Begin RECORDS TO PROCESS
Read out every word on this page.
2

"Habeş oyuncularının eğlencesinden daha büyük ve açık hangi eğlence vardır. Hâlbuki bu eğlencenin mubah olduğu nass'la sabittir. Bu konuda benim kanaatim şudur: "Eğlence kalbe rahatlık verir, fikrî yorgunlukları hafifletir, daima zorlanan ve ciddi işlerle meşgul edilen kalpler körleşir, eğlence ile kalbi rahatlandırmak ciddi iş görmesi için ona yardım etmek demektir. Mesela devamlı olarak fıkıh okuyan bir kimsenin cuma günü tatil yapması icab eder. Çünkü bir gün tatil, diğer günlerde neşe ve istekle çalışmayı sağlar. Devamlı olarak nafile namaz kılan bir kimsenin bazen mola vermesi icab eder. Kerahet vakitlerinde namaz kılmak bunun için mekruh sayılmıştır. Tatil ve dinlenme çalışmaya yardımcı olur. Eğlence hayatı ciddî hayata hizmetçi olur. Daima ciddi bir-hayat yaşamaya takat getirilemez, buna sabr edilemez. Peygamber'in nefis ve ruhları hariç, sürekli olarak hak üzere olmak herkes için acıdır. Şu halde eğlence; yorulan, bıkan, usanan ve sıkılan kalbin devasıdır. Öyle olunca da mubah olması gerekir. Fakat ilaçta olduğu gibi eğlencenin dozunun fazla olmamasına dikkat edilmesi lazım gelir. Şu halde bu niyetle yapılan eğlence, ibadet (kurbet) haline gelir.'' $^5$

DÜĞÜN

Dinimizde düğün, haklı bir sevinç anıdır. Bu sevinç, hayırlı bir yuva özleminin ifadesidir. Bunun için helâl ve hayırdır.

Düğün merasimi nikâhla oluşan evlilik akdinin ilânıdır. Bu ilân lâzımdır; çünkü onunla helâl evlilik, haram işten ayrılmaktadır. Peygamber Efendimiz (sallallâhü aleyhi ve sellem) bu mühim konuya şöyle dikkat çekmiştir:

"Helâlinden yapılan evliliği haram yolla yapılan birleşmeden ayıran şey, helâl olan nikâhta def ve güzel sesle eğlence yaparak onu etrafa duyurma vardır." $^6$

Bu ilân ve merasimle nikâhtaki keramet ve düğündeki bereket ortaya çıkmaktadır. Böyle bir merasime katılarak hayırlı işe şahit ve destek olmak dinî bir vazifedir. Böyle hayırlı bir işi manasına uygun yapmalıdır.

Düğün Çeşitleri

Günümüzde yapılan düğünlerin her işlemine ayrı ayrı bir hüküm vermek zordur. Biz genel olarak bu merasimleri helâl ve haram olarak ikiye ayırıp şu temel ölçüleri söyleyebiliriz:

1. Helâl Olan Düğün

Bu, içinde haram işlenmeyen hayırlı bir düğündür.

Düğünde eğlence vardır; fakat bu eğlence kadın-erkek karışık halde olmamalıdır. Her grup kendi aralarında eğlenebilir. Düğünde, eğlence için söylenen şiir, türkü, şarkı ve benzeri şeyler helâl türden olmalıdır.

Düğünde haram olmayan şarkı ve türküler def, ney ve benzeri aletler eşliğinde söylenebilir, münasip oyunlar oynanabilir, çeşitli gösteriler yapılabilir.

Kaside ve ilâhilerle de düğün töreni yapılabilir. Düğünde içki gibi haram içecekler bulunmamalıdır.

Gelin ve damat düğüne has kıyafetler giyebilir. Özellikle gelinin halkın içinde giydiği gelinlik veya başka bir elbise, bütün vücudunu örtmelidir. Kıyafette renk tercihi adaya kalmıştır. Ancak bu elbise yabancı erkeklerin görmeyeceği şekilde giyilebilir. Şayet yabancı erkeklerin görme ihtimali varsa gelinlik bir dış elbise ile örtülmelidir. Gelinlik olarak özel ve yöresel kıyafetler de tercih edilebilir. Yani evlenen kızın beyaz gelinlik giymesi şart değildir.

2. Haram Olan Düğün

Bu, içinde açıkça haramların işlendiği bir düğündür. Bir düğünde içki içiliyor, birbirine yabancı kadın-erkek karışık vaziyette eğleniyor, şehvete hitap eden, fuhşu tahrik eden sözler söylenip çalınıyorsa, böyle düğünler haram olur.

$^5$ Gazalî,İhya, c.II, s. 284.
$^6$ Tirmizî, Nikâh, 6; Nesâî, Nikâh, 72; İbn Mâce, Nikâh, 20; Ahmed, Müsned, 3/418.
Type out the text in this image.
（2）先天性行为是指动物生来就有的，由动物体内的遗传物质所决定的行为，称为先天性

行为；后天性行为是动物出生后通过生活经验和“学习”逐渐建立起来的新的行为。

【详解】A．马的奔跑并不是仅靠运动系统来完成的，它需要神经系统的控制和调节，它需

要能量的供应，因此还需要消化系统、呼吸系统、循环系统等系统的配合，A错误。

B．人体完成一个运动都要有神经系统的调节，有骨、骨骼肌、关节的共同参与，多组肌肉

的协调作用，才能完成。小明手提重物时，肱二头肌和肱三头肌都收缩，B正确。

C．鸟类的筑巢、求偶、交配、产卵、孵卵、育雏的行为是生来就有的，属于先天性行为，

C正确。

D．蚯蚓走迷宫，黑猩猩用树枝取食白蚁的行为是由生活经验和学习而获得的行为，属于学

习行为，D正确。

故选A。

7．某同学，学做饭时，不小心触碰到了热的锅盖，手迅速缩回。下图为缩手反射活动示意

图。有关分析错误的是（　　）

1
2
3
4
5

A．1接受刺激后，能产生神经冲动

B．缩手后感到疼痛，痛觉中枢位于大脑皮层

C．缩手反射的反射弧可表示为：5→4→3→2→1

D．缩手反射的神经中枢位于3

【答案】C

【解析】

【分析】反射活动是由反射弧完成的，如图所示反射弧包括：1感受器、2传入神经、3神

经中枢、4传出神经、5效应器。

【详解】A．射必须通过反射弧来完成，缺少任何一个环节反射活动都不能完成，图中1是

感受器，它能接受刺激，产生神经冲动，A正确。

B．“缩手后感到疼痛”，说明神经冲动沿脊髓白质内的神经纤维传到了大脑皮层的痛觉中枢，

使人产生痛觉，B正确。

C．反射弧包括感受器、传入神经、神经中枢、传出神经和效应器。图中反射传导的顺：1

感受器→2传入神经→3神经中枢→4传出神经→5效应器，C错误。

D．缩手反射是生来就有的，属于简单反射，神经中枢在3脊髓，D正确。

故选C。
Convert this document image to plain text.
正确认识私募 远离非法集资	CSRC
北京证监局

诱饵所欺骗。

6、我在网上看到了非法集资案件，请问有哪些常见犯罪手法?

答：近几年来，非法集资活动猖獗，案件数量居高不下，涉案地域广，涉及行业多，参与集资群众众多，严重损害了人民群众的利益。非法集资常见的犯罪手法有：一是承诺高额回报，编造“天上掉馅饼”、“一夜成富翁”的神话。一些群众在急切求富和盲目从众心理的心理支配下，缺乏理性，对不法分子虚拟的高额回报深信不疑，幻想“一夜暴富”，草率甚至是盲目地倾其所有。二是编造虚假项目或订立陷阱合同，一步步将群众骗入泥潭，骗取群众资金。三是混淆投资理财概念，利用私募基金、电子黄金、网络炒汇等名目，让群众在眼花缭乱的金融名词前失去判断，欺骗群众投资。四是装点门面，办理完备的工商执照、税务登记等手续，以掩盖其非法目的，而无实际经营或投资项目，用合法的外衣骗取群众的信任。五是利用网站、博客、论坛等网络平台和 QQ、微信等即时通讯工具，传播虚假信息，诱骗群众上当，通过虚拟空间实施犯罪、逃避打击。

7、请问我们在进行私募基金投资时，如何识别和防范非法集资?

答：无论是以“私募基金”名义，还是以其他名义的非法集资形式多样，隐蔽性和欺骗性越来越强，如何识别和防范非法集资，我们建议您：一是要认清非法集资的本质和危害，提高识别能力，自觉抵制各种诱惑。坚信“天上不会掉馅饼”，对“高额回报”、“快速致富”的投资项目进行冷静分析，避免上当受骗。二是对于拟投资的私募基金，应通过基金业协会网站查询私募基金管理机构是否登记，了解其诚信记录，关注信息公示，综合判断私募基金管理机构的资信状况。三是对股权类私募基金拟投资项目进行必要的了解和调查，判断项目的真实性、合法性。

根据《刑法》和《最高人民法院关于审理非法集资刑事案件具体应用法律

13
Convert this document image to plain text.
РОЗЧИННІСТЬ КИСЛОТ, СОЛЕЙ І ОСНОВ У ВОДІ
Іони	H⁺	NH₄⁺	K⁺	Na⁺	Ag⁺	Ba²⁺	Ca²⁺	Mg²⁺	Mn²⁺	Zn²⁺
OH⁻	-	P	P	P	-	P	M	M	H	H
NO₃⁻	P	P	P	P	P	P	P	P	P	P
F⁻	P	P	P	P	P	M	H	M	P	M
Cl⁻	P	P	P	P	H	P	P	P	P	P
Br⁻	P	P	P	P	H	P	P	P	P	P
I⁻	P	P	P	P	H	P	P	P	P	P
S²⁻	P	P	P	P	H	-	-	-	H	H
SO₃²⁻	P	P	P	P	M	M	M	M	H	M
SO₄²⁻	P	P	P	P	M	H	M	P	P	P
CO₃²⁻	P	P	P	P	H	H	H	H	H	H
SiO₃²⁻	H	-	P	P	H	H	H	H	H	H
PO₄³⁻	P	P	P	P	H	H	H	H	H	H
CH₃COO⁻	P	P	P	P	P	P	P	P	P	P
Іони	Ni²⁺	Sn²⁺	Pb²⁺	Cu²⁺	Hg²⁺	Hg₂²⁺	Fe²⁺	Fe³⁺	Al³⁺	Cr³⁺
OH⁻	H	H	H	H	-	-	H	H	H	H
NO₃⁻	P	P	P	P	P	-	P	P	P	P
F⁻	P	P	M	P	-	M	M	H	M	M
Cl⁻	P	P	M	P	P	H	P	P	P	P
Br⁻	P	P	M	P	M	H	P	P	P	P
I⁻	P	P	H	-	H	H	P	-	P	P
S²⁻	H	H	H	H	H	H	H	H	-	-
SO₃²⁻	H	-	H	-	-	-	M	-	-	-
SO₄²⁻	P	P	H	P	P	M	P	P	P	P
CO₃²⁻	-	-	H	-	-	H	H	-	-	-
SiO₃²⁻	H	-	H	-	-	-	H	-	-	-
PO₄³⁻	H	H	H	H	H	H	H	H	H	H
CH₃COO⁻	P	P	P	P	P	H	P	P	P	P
End RECORDS TO PROCESS
WHAT TO DO: Filter the entries down to the lines containing "yapılabilir". Copy each of those lines.

RIGHT ANSWER:
Düğünde haram olmayan şarkı ve türküler def, ney ve benzeri aletler eşliğinde söylenebilir, münasip oyunlar oynanabilir, çeşitli gösteriler yapılabilir.
Kaside ve ilâhilerle de düğün töreni yapılabilir. Düğünde içki gibi haram içecekler bulunmamalıdır.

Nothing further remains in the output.